> **Task prompt**
Output all lines exactly.

Saved entries:
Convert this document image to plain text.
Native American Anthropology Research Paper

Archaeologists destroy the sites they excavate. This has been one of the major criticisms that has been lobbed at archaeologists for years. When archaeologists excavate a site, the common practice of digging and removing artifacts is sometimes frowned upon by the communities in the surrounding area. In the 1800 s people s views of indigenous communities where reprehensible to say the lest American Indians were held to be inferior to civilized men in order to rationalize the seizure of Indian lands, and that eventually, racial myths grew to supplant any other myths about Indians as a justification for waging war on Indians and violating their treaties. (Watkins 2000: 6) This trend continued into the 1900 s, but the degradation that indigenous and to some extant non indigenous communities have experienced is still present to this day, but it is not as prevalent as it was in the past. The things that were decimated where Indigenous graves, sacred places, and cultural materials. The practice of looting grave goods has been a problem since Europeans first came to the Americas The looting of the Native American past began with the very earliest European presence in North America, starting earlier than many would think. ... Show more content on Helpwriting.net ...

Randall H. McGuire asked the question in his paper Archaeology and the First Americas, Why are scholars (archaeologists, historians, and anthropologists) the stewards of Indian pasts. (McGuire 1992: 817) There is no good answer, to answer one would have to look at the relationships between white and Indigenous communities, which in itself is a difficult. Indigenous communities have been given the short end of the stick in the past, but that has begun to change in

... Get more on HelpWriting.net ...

> **Full response**
Convert this document image to plain text.
Native American Anthropology Research Paper

Archaeologists destroy the sites they excavate. This has been one of the major criticisms that has been lobbed at archaeologists for years. When archaeologists excavate a site, the common practice of digging and removing artifacts is sometimes frowned upon by the communities in the surrounding area. In the 1800 s people s views of indigenous communities where reprehensible to say the lest American Indians were held to be inferior to civilized men in order to rationalize the seizure of Indian lands, and that eventually, racial myths grew to supplant any other myths about Indians as a justification for waging war on Indians and violating their treaties. (Watkins 2000: 6) This trend continued into the 1900 s, but the degradation that indigenous and to some extant non indigenous communities have experienced is still present to this day, but it is not as prevalent as it was in the past. The things that were decimated where Indigenous graves, sacred places, and cultural materials. The practice of looting grave goods has been a problem since Europeans first came to the Americas The looting of the Native American past began with the very earliest European presence in North America, starting earlier than many would think. ... Show more content on Helpwriting.net ...

Randall H. McGuire asked the question in his paper Archaeology and the First Americas, Why are scholars (archaeologists, historians, and anthropologists) the stewards of Indian pasts. (McGuire 1992: 817) There is no good answer, to answer one would have to look at the relationships between white and Indigenous communities, which in itself is a difficult. Indigenous communities have been given the short end of the stick in the past, but that has begun to change in

... Get more on HelpWriting.net ...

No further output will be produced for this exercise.